**Extracted data entries**
"""

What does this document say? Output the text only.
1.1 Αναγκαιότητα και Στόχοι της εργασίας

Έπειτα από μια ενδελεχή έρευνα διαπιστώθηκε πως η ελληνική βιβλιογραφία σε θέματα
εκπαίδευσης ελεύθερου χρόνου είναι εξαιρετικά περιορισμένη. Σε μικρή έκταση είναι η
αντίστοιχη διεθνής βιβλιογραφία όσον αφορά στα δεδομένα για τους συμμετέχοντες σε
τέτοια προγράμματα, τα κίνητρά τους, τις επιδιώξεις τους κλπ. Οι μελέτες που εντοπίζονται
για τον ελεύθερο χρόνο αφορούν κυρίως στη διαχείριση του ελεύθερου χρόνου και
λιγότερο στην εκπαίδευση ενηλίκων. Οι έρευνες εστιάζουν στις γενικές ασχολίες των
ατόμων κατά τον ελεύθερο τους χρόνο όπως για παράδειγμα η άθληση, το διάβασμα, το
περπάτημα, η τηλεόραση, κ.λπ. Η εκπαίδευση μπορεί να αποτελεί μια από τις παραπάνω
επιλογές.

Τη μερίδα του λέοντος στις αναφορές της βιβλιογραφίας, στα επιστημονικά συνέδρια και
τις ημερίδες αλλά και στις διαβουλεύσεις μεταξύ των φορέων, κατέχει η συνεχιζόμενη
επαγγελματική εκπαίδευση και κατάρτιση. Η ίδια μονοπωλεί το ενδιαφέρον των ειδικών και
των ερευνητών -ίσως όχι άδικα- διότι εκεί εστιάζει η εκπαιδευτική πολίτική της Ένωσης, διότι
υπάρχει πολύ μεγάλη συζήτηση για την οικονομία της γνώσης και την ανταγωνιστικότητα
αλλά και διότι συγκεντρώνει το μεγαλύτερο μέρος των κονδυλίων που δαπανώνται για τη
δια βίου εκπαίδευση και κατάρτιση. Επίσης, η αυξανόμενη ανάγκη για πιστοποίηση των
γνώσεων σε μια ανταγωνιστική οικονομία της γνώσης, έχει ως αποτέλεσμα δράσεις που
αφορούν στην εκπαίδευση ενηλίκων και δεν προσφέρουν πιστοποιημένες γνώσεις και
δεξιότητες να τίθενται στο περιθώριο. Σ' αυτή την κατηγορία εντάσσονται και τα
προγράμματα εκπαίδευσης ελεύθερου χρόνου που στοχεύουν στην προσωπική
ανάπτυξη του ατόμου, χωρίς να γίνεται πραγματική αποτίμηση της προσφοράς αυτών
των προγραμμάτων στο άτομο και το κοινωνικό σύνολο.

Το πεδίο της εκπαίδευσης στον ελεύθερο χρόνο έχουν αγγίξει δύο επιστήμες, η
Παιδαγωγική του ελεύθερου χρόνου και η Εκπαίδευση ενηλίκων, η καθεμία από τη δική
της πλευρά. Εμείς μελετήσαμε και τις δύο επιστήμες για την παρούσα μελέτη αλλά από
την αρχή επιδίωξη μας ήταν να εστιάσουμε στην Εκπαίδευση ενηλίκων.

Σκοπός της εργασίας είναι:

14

"""

**WORK INSTRUCTIONS**
Copy out every line of the listing that contains the string "εργασίας".

**WRITTEN SOLUTION**
1.1 Αναγκαιότητα και Στόχοι της εργασίας
Σκοπός της εργασίας είναι:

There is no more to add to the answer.